-------- STUDY MATERIAL --------

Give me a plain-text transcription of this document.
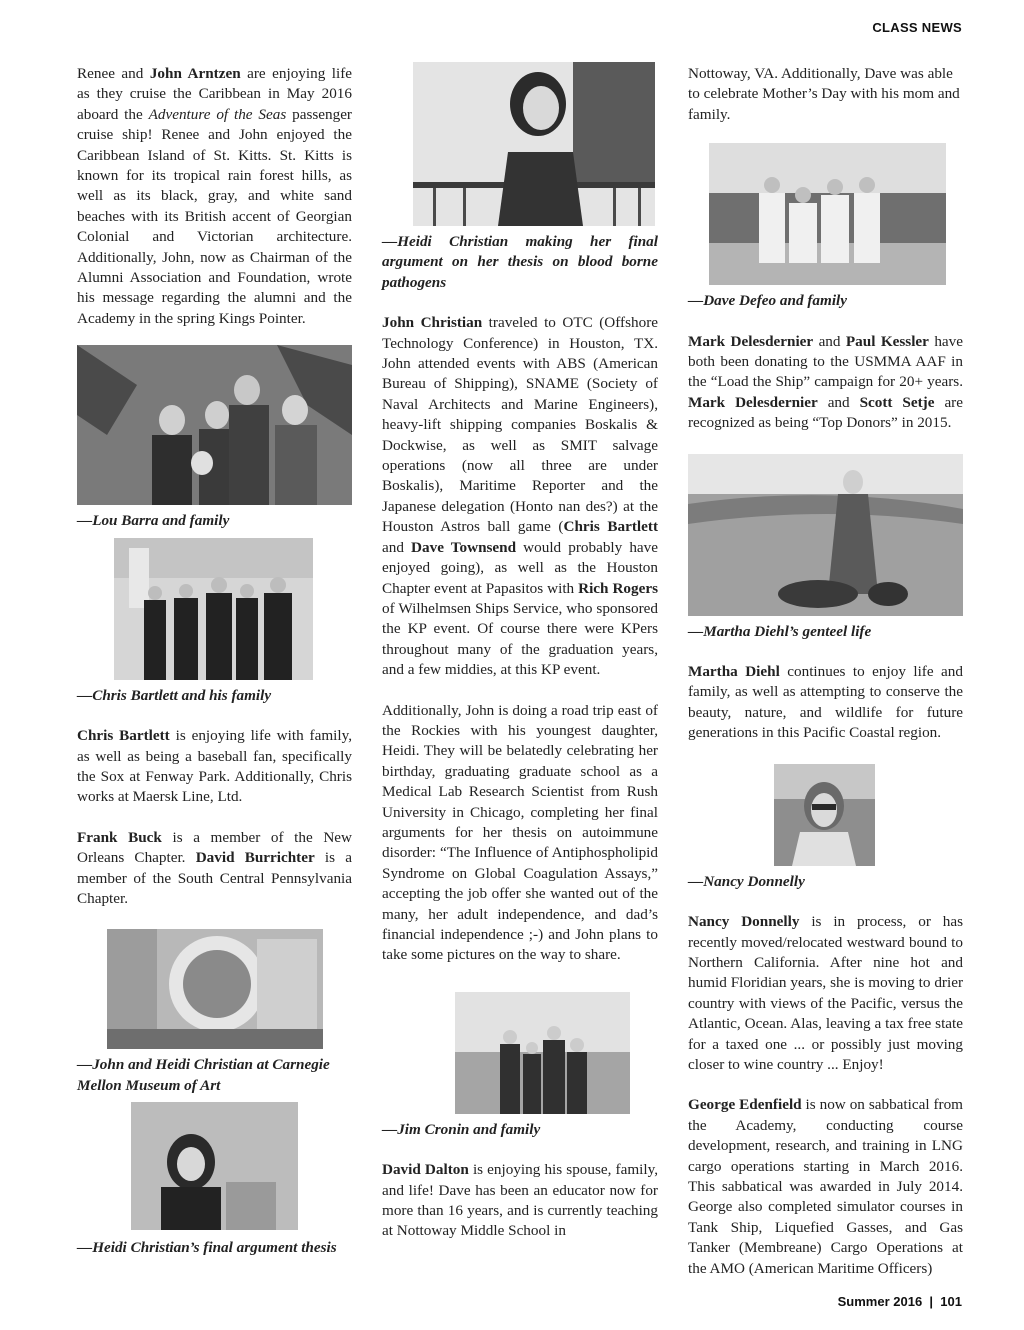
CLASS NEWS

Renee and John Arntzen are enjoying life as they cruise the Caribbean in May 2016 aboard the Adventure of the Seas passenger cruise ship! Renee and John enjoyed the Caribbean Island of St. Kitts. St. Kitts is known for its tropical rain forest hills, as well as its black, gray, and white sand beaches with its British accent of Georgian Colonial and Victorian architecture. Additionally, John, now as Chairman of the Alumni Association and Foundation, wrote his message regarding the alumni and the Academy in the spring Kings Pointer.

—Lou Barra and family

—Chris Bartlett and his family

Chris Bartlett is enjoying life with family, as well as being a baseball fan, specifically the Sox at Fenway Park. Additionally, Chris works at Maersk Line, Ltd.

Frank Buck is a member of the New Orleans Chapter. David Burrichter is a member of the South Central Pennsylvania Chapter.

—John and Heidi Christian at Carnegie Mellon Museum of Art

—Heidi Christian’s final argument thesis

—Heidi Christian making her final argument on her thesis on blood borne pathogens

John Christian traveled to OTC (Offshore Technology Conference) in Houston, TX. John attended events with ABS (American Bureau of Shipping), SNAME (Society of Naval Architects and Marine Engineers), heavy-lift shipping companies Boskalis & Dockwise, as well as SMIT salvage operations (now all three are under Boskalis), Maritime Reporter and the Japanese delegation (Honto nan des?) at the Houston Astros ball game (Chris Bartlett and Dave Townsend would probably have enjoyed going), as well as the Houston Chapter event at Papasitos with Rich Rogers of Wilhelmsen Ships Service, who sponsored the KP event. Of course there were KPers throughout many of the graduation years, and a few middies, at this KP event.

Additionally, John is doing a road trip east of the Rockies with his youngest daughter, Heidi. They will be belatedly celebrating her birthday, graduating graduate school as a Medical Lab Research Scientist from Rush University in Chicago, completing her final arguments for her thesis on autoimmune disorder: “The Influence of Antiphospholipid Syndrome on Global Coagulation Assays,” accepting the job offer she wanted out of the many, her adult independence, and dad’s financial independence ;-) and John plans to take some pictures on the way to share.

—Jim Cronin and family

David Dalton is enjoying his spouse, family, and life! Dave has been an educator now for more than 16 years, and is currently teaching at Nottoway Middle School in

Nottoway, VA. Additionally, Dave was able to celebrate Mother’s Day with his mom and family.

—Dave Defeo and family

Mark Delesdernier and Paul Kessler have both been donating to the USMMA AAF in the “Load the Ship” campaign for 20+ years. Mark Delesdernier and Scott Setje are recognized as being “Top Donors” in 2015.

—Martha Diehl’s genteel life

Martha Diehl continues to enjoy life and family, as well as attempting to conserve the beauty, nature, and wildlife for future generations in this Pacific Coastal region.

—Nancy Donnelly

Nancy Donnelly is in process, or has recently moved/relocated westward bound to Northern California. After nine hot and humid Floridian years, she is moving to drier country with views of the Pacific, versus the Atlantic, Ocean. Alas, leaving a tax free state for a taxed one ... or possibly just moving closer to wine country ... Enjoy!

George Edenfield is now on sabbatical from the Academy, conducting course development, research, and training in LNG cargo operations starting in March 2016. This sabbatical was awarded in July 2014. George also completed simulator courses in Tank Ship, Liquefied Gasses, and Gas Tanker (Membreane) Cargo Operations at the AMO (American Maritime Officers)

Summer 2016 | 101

--------

REQUIRED WORK | Copy each line of the preceding data that contains the string "Diehl".

EXPECTED OUTPUT |
—Martha Diehl’s genteel life
Martha Diehl continues to enjoy life and family, as well as attempting to conserve the beauty, nature, and wildlife for future generations in this Pacific Coastal region.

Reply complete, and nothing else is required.